PTS Approach question

[Jaybird180]

Reading the PTS it states that approach to landing should be 1.3 VS0, which in the C172 would be at ~43 kts. POH approach is 65 kts and I've been trained at 60kts. POH states that short field is 51kts.

Help me make sense of this.

 

[poadeleted20]

1.3 Vs0 is computed based on Calibrated Air Speed (CAS), not Indicated Airspeed (IAS). The published 33-knot full flap stall speed of a 172 is IAS, not CAS. Go to the airspeed calibration table in your POH, and you'll find that an IAS of 33 knots flaps down is a CAS of about 46 knots. Multiply 46 knots by 1.3, and you get 60 knots (well, 59.8, but that's 60 to me on the airspeed indicator), which is a good max gross final approach speed with full flaps in a 172 (60 CAS being just about 60 IAS).

 

[jnmeade]

Multiply 46 knots by 1.3, and you get 60 knots (well, 59.8, but that's 60 to me on the airspeed indicator), which is a good max gross final approach speed with full flaps in a 172 (60 CAS being just about 60 IAS).

Sorry, I'm not following. Can you say it another way and I'll try to get my head around it?

 

[poadeleted20]

Sorry, I'm not following. Can you say it another way and I'll try to get my head around it?

The FAA's recommendation for 1.3 Vs0 is all based on CAS, not IAS. However, the flaps down stall speed you see on the airspeed indicator (bottom of the white arc) is IAS, not CAS. To get the "right" speed on final, you have to start with Vs0 in CAS, not IAS, and you get that from the POH stall speed table. Then, multiply the Vs0 in CAS by 1.3 to get the recommended CAS for final approach. Finally, use the airspeed calibration table to convert the final approach CAS to an IAS to shoot for on the airspeed indicator.

In the case of the 172, there's a huge difference between CAS and IAS near the stall (46 CAS vs 33 IAS), and that's what's driving the OP's problem (using 1.3 x 33 = 43 instead of 1.3 x 46 = 60). However, at the "good" approach speed of 60 knots CAS, there's not much difference between CAS and IAS, in contrast to the large difference at the flaps down stall speed.

▶ [Information supplied]:
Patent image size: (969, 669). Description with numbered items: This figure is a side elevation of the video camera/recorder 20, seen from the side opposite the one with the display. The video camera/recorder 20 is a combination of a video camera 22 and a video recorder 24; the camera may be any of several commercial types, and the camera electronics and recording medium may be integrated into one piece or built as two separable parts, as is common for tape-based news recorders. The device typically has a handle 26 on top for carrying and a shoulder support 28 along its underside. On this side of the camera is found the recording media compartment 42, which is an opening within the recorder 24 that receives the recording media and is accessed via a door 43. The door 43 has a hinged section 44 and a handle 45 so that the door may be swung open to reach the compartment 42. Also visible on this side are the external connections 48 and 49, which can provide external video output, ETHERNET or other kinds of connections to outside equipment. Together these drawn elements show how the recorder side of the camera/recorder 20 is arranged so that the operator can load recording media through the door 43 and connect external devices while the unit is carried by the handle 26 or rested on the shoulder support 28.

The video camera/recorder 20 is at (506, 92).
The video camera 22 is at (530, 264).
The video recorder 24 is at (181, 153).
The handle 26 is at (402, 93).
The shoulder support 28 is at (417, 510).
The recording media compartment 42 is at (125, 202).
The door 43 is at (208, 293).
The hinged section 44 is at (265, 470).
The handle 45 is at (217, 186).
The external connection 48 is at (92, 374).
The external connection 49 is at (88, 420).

...

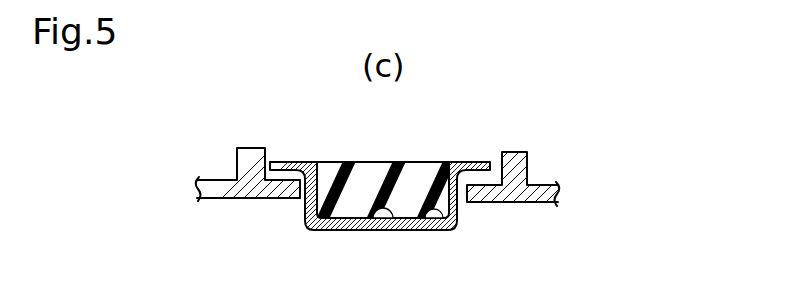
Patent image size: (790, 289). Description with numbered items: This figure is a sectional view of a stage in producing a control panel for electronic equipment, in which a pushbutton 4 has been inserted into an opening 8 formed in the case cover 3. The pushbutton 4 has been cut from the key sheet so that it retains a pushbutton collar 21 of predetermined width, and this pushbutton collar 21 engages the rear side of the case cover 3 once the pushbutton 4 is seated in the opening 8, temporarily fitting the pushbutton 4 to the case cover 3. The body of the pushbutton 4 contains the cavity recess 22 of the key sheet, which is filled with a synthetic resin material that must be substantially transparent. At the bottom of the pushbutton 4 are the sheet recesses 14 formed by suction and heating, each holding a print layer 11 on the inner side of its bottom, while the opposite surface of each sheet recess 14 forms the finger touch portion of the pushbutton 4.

▶ [Instructions for the task]: Translate this sentence from the forum thread on approach speeds into Spanish: "The FAA's recommendation for 1.3 Vs0 is all based on CAS, not IAS."

▶ [Task output]: La recomendación de la FAA de 1.3 Vs0 se basa por completo en la CAS, no en la IAS.